__Task directions__. In the entries, find all lines that hold the word "Visits" and copy them.

begin

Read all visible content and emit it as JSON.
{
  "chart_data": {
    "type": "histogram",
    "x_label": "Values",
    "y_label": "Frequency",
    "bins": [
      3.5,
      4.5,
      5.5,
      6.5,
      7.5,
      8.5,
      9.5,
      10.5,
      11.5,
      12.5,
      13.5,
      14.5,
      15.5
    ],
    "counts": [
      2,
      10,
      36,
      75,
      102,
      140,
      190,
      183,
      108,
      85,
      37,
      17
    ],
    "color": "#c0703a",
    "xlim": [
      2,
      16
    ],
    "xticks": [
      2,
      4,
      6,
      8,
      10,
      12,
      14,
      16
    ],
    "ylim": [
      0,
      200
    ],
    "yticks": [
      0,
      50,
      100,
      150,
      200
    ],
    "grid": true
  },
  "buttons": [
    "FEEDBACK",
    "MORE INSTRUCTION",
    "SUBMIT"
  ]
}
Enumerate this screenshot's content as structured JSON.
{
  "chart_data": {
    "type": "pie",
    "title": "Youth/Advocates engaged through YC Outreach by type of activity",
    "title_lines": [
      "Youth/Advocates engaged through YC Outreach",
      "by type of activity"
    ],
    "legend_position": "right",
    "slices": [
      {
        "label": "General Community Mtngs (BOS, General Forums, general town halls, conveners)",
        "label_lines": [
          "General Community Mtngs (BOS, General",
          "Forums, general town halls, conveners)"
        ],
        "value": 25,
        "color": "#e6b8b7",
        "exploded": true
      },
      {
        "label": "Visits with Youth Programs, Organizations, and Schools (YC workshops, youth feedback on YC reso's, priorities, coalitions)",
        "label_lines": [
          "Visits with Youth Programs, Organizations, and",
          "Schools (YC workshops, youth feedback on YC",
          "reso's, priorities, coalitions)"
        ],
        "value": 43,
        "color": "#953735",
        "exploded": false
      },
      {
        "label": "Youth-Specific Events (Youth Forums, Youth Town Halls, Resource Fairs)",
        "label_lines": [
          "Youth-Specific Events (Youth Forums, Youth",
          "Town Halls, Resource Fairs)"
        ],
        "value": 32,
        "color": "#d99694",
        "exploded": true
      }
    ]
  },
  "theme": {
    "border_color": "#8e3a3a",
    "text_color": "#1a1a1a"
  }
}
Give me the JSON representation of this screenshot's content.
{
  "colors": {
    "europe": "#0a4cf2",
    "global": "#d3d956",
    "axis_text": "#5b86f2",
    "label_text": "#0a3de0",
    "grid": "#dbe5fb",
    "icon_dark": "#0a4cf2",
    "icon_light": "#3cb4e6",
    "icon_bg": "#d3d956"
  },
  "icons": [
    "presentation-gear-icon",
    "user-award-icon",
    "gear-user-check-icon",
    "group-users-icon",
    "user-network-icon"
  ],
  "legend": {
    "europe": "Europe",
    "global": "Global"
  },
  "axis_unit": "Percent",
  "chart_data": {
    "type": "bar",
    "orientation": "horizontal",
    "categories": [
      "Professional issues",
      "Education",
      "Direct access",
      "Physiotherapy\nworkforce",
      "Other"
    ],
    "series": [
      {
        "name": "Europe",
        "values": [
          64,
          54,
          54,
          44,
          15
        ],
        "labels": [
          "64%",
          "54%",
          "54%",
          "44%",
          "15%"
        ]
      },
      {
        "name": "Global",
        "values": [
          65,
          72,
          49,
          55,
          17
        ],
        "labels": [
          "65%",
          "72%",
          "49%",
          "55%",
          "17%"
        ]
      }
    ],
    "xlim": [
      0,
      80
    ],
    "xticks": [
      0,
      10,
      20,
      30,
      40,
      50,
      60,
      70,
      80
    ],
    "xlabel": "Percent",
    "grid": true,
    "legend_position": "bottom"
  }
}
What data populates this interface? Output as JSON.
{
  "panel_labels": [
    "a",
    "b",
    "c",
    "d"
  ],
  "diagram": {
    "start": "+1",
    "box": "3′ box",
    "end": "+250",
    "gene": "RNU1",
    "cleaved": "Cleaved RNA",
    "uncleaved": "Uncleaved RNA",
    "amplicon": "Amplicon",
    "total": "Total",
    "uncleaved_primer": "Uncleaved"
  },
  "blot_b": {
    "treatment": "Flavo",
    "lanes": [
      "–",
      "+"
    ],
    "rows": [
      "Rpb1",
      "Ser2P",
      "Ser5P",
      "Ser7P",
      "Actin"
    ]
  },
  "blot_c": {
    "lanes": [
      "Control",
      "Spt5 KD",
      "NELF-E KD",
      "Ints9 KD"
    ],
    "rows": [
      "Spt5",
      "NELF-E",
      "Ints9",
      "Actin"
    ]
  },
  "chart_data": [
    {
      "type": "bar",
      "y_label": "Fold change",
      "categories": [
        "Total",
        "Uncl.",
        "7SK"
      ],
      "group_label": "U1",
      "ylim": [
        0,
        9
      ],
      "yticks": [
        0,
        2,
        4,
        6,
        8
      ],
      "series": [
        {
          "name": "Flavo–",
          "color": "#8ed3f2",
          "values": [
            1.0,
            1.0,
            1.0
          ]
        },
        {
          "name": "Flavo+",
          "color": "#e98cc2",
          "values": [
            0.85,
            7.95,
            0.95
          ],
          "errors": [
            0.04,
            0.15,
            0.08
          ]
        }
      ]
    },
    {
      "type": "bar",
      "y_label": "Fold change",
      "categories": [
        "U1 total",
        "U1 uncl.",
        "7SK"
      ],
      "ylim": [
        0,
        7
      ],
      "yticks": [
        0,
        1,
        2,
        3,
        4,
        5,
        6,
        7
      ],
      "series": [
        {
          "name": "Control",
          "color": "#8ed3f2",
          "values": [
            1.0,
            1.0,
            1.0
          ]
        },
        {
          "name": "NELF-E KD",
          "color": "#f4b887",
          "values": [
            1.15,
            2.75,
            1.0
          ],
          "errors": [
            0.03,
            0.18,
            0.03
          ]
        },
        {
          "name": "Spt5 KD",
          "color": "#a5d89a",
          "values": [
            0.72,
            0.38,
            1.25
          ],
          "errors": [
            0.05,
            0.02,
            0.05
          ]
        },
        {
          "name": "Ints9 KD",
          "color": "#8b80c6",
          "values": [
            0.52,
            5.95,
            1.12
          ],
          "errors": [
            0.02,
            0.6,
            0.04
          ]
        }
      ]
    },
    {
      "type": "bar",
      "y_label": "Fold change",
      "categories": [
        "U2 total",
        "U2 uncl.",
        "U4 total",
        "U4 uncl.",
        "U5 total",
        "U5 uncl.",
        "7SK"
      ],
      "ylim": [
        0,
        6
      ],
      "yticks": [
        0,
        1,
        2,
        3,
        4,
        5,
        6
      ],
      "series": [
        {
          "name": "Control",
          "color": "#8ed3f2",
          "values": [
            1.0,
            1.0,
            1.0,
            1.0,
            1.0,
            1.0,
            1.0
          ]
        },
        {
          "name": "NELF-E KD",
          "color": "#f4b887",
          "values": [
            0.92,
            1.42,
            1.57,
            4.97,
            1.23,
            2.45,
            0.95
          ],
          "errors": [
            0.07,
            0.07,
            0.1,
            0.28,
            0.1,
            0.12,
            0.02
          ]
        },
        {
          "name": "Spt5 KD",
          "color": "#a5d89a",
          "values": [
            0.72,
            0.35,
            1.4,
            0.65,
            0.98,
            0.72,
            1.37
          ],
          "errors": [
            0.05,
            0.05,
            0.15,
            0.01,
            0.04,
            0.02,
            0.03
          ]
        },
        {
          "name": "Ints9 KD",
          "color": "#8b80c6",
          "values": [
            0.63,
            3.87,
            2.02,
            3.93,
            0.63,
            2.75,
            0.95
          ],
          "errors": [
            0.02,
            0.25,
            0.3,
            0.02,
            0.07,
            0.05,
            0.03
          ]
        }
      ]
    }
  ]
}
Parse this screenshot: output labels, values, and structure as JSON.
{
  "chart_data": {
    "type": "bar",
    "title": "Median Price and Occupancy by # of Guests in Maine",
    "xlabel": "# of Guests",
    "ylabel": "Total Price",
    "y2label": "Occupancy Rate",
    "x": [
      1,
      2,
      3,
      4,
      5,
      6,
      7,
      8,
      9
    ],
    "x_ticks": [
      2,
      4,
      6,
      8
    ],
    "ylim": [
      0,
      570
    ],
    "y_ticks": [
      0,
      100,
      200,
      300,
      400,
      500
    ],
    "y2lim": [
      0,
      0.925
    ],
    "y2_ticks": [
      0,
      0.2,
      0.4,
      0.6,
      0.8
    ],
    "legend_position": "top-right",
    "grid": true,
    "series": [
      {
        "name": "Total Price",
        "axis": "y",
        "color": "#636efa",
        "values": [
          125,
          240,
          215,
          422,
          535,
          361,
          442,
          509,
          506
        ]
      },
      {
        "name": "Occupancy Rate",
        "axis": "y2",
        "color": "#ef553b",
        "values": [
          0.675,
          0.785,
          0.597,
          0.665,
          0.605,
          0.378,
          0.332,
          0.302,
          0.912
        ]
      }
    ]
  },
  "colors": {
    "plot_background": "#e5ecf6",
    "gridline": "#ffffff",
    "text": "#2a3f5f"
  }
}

end

__Answer to the exercise__.
        "label": "Visits with Youth Programs, Organizations, and Schools (YC workshops, youth feedback on YC reso's, priorities, coalitions)",
          "Visits with Youth Programs, Organizations, and",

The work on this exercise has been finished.